WHAT THE TASK REQUIRES » Output the data below in full, byte for byte. Nothing may differ.

--- begin DATASET RECORDS ---

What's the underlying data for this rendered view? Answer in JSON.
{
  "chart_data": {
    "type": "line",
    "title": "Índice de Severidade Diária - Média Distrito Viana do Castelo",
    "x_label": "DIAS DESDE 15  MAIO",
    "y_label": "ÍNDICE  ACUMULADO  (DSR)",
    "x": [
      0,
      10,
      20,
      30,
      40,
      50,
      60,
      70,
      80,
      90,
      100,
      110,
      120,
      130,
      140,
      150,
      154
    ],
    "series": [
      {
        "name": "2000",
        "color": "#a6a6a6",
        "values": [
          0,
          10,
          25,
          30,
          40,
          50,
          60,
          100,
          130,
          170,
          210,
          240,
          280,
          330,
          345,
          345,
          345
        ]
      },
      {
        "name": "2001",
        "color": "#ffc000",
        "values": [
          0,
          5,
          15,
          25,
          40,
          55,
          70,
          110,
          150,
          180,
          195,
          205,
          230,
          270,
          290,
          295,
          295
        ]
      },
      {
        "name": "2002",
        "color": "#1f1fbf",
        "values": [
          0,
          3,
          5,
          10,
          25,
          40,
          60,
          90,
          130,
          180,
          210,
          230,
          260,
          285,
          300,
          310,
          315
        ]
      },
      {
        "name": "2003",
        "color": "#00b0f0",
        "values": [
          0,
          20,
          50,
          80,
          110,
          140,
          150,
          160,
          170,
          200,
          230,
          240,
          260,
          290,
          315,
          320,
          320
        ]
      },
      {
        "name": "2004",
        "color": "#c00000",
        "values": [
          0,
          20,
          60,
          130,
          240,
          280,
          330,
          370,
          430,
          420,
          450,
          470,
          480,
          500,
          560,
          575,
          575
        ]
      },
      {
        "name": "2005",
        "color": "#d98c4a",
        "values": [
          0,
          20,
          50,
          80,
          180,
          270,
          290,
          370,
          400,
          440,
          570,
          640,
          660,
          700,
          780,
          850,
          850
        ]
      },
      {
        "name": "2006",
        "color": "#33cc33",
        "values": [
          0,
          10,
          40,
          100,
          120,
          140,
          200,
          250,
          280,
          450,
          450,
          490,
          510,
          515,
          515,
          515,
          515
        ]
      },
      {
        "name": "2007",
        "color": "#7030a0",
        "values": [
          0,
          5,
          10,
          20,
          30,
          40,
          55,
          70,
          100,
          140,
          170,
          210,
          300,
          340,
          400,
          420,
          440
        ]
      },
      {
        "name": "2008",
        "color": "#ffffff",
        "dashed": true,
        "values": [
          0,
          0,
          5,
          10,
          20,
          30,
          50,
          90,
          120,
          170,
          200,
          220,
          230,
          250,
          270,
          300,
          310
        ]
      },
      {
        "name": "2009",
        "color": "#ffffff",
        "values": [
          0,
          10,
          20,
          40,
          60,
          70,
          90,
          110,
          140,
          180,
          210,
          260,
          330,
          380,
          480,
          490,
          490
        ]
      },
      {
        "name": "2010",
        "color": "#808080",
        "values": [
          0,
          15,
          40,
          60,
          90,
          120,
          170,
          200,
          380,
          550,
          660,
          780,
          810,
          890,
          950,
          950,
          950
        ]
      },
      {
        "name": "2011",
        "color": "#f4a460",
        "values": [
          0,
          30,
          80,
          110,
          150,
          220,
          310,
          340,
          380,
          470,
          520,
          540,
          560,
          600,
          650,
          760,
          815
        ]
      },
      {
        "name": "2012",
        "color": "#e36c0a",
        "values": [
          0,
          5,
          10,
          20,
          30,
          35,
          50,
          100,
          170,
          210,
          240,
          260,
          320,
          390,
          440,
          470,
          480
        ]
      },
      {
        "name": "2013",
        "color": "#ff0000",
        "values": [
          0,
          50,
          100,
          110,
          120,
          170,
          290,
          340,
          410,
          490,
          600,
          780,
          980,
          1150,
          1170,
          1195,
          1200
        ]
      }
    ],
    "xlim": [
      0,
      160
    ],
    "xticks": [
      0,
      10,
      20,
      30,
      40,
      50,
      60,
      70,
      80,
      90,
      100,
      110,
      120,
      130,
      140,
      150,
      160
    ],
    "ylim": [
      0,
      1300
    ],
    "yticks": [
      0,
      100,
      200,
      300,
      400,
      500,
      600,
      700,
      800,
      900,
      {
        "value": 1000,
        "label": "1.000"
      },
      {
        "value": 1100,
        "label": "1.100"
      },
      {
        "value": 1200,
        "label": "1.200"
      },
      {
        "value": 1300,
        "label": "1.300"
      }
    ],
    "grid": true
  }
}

--- end DATASET RECORDS ---

OUTPUT FOR THIS EXERCISE »
What's the underlying data for this rendered view? Answer in JSON.
{
  "chart_data": {
    "type": "line",
    "title": "Índice de Severidade Diária - Média Distrito Viana do Castelo",
    "x_label": "DIAS DESDE 15  MAIO",
    "y_label": "ÍNDICE  ACUMULADO  (DSR)",
    "x": [
      0,
      10,
      20,
      30,
      40,
      50,
      60,
      70,
      80,
      90,
      100,
      110,
      120,
      130,
      140,
      150,
      154
    ],
    "series": [
      {
        "name": "2000",
        "color": "#a6a6a6",
        "values": [
          0,
          10,
          25,
          30,
          40,
          50,
          60,
          100,
          130,
          170,
          210,
          240,
          280,
          330,
          345,
          345,
          345
        ]
      },
      {
        "name": "2001",
        "color": "#ffc000",
        "values": [
          0,
          5,
          15,
          25,
          40,
          55,
          70,
          110,
          150,
          180,
          195,
          205,
          230,
          270,
          290,
          295,
          295
        ]
      },
      {
        "name": "2002",
        "color": "#1f1fbf",
        "values": [
          0,
          3,
          5,
          10,
          25,
          40,
          60,
          90,
          130,
          180,
          210,
          230,
          260,
          285,
          300,
          310,
          315
        ]
      },
      {
        "name": "2003",
        "color": "#00b0f0",
        "values": [
          0,
          20,
          50,
          80,
          110,
          140,
          150,
          160,
          170,
          200,
          230,
          240,
          260,
          290,
          315,
          320,
          320
        ]
      },
      {
        "name": "2004",
        "color": "#c00000",
        "values": [
          0,
          20,
          60,
          130,
          240,
          280,
          330,
          370,
          430,
          420,
          450,
          470,
          480,
          500,
          560,
          575,
          575
        ]
      },
      {
        "name": "2005",
        "color": "#d98c4a",
        "values": [
          0,
          20,
          50,
          80,
          180,
          270,
          290,
          370,
          400,
          440,
          570,
          640,
          660,
          700,
          780,
          850,
          850
        ]
      },
      {
        "name": "2006",
        "color": "#33cc33",
        "values": [
          0,
          10,
          40,
          100,
          120,
          140,
          200,
          250,
          280,
          450,
          450,
          490,
          510,
          515,
          515,
          515,
          515
        ]
      },
      {
        "name": "2007",
        "color": "#7030a0",
        "values": [
          0,
          5,
          10,
          20,
          30,
          40,
          55,
          70,
          100,
          140,
          170,
          210,
          300,
          340,
          400,
          420,
          440
        ]
      },
      {
        "name": "2008",
        "color": "#ffffff",
        "dashed": true,
        "values": [
          0,
          0,
          5,
          10,
          20,
          30,
          50,
          90,
          120,
          170,
          200,
          220,
          230,
          250,
          270,
          300,
          310
        ]
      },
      {
        "name": "2009",
        "color": "#ffffff",
        "values": [
          0,
          10,
          20,
          40,
          60,
          70,
          90,
          110,
          140,
          180,
          210,
          260,
          330,
          380,
          480,
          490,
          490
        ]
      },
      {
        "name": "2010",
        "color": "#808080",
        "values": [
          0,
          15,
          40,
          60,
          90,
          120,
          170,
          200,
          380,
          550,
          660,
          780,
          810,
          890,
          950,
          950,
          950
        ]
      },
      {
        "name": "2011",
        "color": "#f4a460",
        "values": [
          0,
          30,
          80,
          110,
          150,
          220,
          310,
          340,
          380,
          470,
          520,
          540,
          560,
          600,
          650,
          760,
          815
        ]
      },
      {
        "name": "2012",
        "color": "#e36c0a",
        "values": [
          0,
          5,
          10,
          20,
          30,
          35,
          50,
          100,
          170,
          210,
          240,
          260,
          320,
          390,
          440,
          470,
          480
        ]
      },
      {
        "name": "2013",
        "color": "#ff0000",
        "values": [
          0,
          50,
          100,
          110,
          120,
          170,
          290,
          340,
          410,
          490,
          600,
          780,
          980,
          1150,
          1170,
          1195,
          1200
        ]
      }
    ],
    "xlim": [
      0,
      160
    ],
    "xticks": [
      0,
      10,
      20,
      30,
      40,
      50,
      60,
      70,
      80,
      90,
      100,
      110,
      120,
      130,
      140,
      150,
      160
    ],
    "ylim": [
      0,
      1300
    ],
    "yticks": [
      0,
      100,
      200,
      300,
      400,
      500,
      600,
      700,
      800,
      900,
      {
        "value": 1000,
        "label": "1.000"
      },
      {
        "value": 1100,
        "label": "1.100"
      },
      {
        "value": 1200,
        "label": "1.200"
      },
      {
        "value": 1300,
        "label": "1.300"
      }
    ],
    "grid": true
  }
}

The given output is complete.